Drop every picture and give the entries back exactly.

#### ENTRIES PROVIDED

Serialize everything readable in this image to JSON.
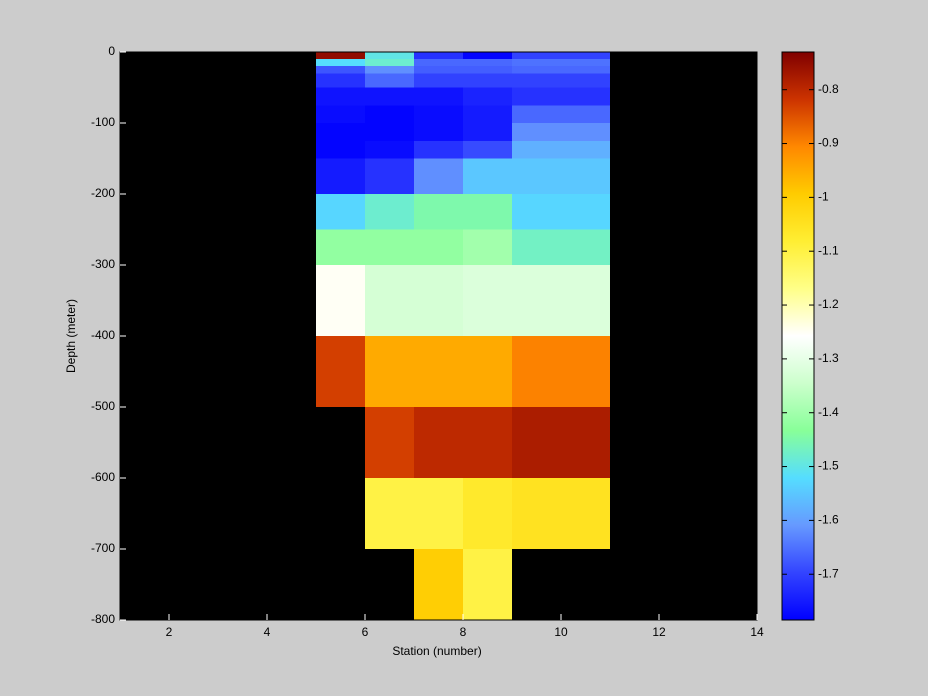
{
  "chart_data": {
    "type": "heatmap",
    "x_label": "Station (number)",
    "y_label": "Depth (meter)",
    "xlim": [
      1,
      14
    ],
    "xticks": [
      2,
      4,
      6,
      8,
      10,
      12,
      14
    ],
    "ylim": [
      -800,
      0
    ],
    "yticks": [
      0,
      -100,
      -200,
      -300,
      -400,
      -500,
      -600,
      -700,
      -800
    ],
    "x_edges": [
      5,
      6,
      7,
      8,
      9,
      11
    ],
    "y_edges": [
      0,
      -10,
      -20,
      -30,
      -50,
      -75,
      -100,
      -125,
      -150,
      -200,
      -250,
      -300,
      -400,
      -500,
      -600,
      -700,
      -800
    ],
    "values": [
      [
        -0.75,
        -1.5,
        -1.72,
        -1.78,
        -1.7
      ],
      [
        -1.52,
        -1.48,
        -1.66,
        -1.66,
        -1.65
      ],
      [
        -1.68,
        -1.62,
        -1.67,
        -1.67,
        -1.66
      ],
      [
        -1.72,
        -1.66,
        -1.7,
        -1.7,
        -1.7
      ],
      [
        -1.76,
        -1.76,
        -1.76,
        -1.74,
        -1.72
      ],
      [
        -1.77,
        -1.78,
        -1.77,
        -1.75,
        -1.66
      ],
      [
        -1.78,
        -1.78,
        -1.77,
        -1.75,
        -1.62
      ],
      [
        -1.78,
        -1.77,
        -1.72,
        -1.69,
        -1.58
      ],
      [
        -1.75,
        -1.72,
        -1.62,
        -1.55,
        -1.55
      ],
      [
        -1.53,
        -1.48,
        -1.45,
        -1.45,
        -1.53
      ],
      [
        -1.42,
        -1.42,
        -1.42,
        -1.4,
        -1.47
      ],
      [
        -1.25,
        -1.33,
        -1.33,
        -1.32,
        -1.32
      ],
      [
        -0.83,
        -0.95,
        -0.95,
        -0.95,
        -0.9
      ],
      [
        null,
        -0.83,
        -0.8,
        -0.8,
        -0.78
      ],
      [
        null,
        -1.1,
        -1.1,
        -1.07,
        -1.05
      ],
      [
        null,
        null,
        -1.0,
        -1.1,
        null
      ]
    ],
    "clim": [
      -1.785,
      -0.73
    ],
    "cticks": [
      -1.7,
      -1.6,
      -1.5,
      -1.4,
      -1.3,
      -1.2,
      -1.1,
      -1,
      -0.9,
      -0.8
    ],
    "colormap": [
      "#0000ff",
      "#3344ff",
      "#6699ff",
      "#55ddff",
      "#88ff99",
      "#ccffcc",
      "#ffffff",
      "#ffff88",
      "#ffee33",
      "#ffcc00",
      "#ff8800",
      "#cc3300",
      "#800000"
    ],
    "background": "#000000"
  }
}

########

### ANSWER
Serialize everything readable in this image to JSON.
{
  "chart_data": {
    "type": "heatmap",
    "x_label": "Station (number)",
    "y_label": "Depth (meter)",
    "xlim": [
      1,
      14
    ],
    "xticks": [
      2,
      4,
      6,
      8,
      10,
      12,
      14
    ],
    "ylim": [
      -800,
      0
    ],
    "yticks": [
      0,
      -100,
      -200,
      -300,
      -400,
      -500,
      -600,
      -700,
      -800
    ],
    "x_edges": [
      5,
      6,
      7,
      8,
      9,
      11
    ],
    "y_edges": [
      0,
      -10,
      -20,
      -30,
      -50,
      -75,
      -100,
      -125,
      -150,
      -200,
      -250,
      -300,
      -400,
      -500,
      -600,
      -700,
      -800
    ],
    "values": [
      [
        -0.75,
        -1.5,
        -1.72,
        -1.78,
        -1.7
      ],
      [
        -1.52,
        -1.48,
        -1.66,
        -1.66,
        -1.65
      ],
      [
        -1.68,
        -1.62,
        -1.67,
        -1.67,
        -1.66
      ],
      [
        -1.72,
        -1.66,
        -1.7,
        -1.7,
        -1.7
      ],
      [
        -1.76,
        -1.76,
        -1.76,
        -1.74,
        -1.72
      ],
      [
        -1.77,
        -1.78,
        -1.77,
        -1.75,
        -1.66
      ],
      [
        -1.78,
        -1.78,
        -1.77,
        -1.75,
        -1.62
      ],
      [
        -1.78,
        -1.77,
        -1.72,
        -1.69,
        -1.58
      ],
      [
        -1.75,
        -1.72,
        -1.62,
        -1.55,
        -1.55
      ],
      [
        -1.53,
        -1.48,
        -1.45,
        -1.45,
        -1.53
      ],
      [
        -1.42,
        -1.42,
        -1.42,
        -1.4,
        -1.47
      ],
      [
        -1.25,
        -1.33,
        -1.33,
        -1.32,
        -1.32
      ],
      [
        -0.83,
        -0.95,
        -0.95,
        -0.95,
        -0.9
      ],
      [
        null,
        -0.83,
        -0.8,
        -0.8,
        -0.78
      ],
      [
        null,
        -1.1,
        -1.1,
        -1.07,
        -1.05
      ],
      [
        null,
        null,
        -1.0,
        -1.1,
        null
      ]
    ],
    "clim": [
      -1.785,
      -0.73
    ],
    "cticks": [
      -1.7,
      -1.6,
      -1.5,
      -1.4,
      -1.3,
      -1.2,
      -1.1,
      -1,
      -0.9,
      -0.8
    ],
    "colormap": [
      "#0000ff",
      "#3344ff",
      "#6699ff",
      "#55ddff",
      "#88ff99",
      "#ccffcc",
      "#ffffff",
      "#ffff88",
      "#ffee33",
      "#ffcc00",
      "#ff8800",
      "#cc3300",
      "#800000"
    ],
    "background": "#000000"
  }
}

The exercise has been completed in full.